- _Goal_: In the forum thread on marriage and empty nesting, translate the sentence "When kids leave the nest it is hard." into Spanish.

- _Document section_:
⁂

# not your mother or your ex wife



## tryingtochange (Jun 4, 2013)

So after 20 years of marriage my hubby asked why can I not let loose and just have fun....and we have been going thru a lot lately due to empty nesting and I finally figure it out he wanted this perfect wife and the perfect mom to his children and I have spent the last 20 tears doing this now I don't know what to do with my self I told Jim the other night the amount of pressure he put on my head to be everything that his mother and ex wife was not...and it was so draining that I never was able to just have fun...now that I have told him he has said nothing and I freaking want validation that he did this there is so much resentment in my heart right now that its hard to breathe and I even told him I have more fun and let loose when he is not around because there is no judgement but now we sit and say nothing to each other not sure if its from him feeling guilty or him being in denial either way its waiting me alive
_Posted via Mobile Device_


----------



## Jamison (Feb 10, 2011)

Do you feel you are a better person when you're not around him? Its probably time for some MC. Maybe you could suggest that to him. When kids leave the nest it is hard. I would think it would be especially hard for the mothers. Have things always been like this, or just recently since the kids left?


----------



## EnjoliWoman (Jul 2, 2012)

So you haven't been yourself all of these years and instead acting like what you figured someone else wanted? Sorry but it sounds like this one is on you. You basically played a part. Now one part isn't necessary (perfect mother). When were you planning to be a perfect you? Don't throw it all away - you probably need to try some new hobbies. I know trying to go back to things I used to like didn't work for me after my divorce. I was different so I needed to figure out what I like NOW. Just take notice of the things you truly enjoy and figure out how to translate that to new hobbies or even a part time job. If you liked raising children so much, maybe you need to babysit or volunteer at a school or library. If you are interested in the arts take a class to see what medium suits you. Be an interesting person. And you don't have to be as reliable and regimental as you once were with kids in the house. Everything doesn't have to be done by a certain time or in a certain way.


----------



## tryingtochange (Jun 4, 2013)

yes I agree part of it was my fault too. And no we have honestly never had any problems until now...yes i call hm peter pan cause i deal with most important stuff..but he has made an effort to change over and he has taken on alot more responsbilites but this has all boiled to the surface cause he said i need to let loose more and its hard to when you have been in a half self made box


----------



## Vorlon (Sep 13, 2012)

I am the husband in a similar situation as you and yours. I did not have a ex wife but ex GF not the same but similar residual impacts and feelings. 

I don't have an answer for you but am trying to relate and possibly give you the other side so that you and your husband can move in a healthy direction.

⁂

- _Data excerpt_:

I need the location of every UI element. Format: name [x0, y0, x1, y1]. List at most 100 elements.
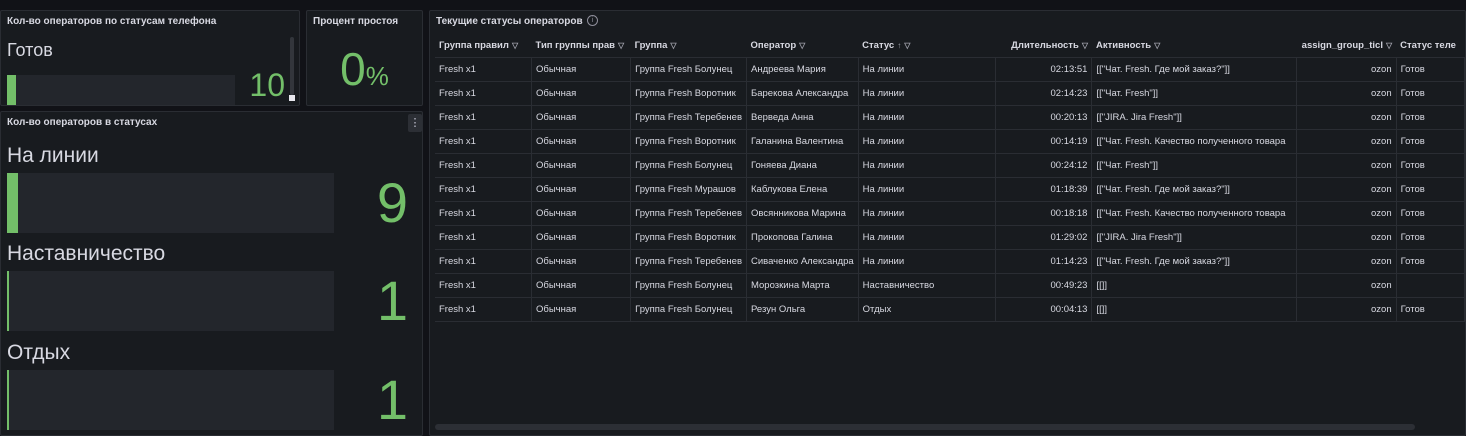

⁂

- _Worked solution_: Cuando los hijos se van del nido, es difícil.